Dataset entries

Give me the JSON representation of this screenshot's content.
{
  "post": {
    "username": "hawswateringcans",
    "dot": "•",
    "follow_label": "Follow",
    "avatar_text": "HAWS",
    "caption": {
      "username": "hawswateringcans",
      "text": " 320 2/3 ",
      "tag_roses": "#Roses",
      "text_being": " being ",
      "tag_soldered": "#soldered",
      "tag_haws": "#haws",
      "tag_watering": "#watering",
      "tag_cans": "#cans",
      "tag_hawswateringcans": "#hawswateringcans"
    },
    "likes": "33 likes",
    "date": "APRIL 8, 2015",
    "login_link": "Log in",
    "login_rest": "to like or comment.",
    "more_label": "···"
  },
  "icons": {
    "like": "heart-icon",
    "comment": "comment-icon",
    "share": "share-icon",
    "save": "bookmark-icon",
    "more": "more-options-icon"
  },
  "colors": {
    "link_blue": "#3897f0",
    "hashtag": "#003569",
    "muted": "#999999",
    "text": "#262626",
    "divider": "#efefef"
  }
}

What to produce – All of the data must be returned exactly.

The solution –
Give me the JSON representation of this screenshot's content.
{
  "post": {
    "username": "hawswateringcans",
    "dot": "•",
    "follow_label": "Follow",
    "avatar_text": "HAWS",
    "caption": {
      "username": "hawswateringcans",
      "text": " 320 2/3 ",
      "tag_roses": "#Roses",
      "text_being": " being ",
      "tag_soldered": "#soldered",
      "tag_haws": "#haws",
      "tag_watering": "#watering",
      "tag_cans": "#cans",
      "tag_hawswateringcans": "#hawswateringcans"
    },
    "likes": "33 likes",
    "date": "APRIL 8, 2015",
    "login_link": "Log in",
    "login_rest": "to like or comment.",
    "more_label": "···"
  },
  "icons": {
    "like": "heart-icon",
    "comment": "comment-icon",
    "share": "share-icon",
    "save": "bookmark-icon",
    "more": "more-options-icon"
  },
  "colors": {
    "link_blue": "#3897f0",
    "hashtag": "#003569",
    "muted": "#999999",
    "text": "#262626",
    "divider": "#efefef"
  }
}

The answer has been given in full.